## Start DATASET CONTENT

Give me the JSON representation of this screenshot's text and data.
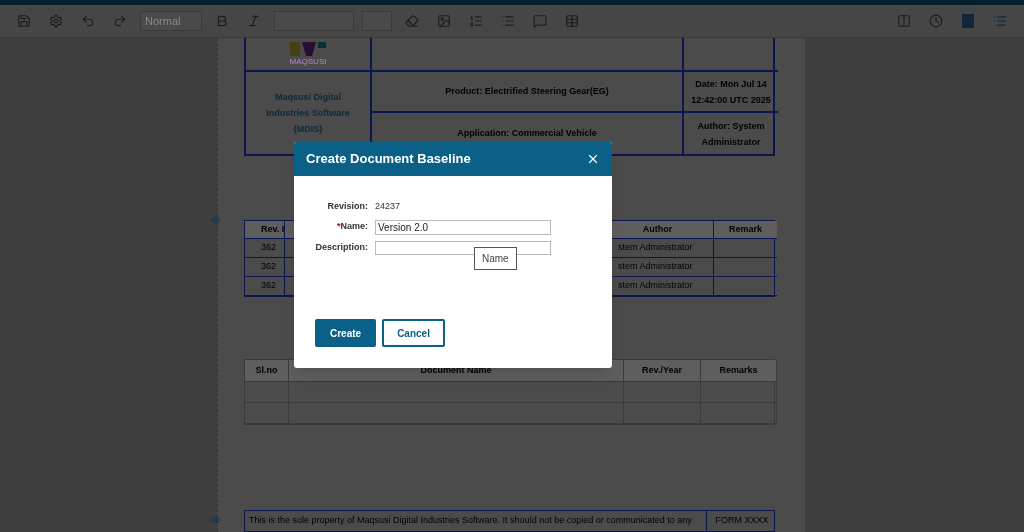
{
  "toolbar": {
    "style_select": "Normal"
  },
  "header_table": {
    "logo_text": "MAQSUSI",
    "company": "Maqsusi Digital Industries Software (MDIS)",
    "product": "Product: Electrified Steering Gear(EG)",
    "date": "Date: Mon Jul 14 12:42:00 UTC 2025",
    "application": "Application: Commercial Vehicle",
    "author": "Author: System Administrator"
  },
  "revision_table": {
    "columns": [
      "Rev. I",
      "Author",
      "Remark"
    ],
    "rows": [
      [
        "362",
        "stem Administrator",
        ""
      ],
      [
        "362",
        "stem Administrator",
        ""
      ],
      [
        "362",
        "stem Administrator",
        ""
      ]
    ]
  },
  "document_table": {
    "columns": [
      "Sl.no",
      "Document Name",
      "Rev./Year",
      "Remarks"
    ],
    "rows": [
      [
        "",
        "",
        "",
        ""
      ],
      [
        "",
        "",
        "",
        ""
      ]
    ]
  },
  "footer": {
    "notice": "This is the sole property of Maqsusi Digital Industries Software. It should not be copied or communicated to any",
    "form": "FORM XXXX"
  },
  "dialog": {
    "title": "Create Document Baseline",
    "revision_label": "Revision:",
    "revision": "24237",
    "required_mark": "*",
    "name_label": "Name:",
    "name_value": "Version 2.0",
    "description_label": "Description:",
    "tooltip": "Name",
    "buttons": [
      {
        "label": "Create",
        "kind": "primary"
      },
      {
        "label": "Cancel",
        "kind": "secondary"
      }
    ]
  }
}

## End DATASET CONTENT

◆ EXERCISE AIM
Except for the pictures, copy every line of the records above exactly.

◆ CORRECT ANSWER
Give me the JSON representation of this screenshot's text and data.
{
  "toolbar": {
    "style_select": "Normal"
  },
  "header_table": {
    "logo_text": "MAQSUSI",
    "company": "Maqsusi Digital Industries Software (MDIS)",
    "product": "Product: Electrified Steering Gear(EG)",
    "date": "Date: Mon Jul 14 12:42:00 UTC 2025",
    "application": "Application: Commercial Vehicle",
    "author": "Author: System Administrator"
  },
  "revision_table": {
    "columns": [
      "Rev. I",
      "Author",
      "Remark"
    ],
    "rows": [
      [
        "362",
        "stem Administrator",
        ""
      ],
      [
        "362",
        "stem Administrator",
        ""
      ],
      [
        "362",
        "stem Administrator",
        ""
      ]
    ]
  },
  "document_table": {
    "columns": [
      "Sl.no",
      "Document Name",
      "Rev./Year",
      "Remarks"
    ],
    "rows": [
      [
        "",
        "",
        "",
        ""
      ],
      [
        "",
        "",
        "",
        ""
      ]
    ]
  },
  "footer": {
    "notice": "This is the sole property of Maqsusi Digital Industries Software. It should not be copied or communicated to any",
    "form": "FORM XXXX"
  },
  "dialog": {
    "title": "Create Document Baseline",
    "revision_label": "Revision:",
    "revision": "24237",
    "required_mark": "*",
    "name_label": "Name:",
    "name_value": "Version 2.0",
    "description_label": "Description:",
    "tooltip": "Name",
    "buttons": [
      {
        "label": "Create",
        "kind": "primary"
      },
      {
        "label": "Cancel",
        "kind": "secondary"
      }
    ]
  }
}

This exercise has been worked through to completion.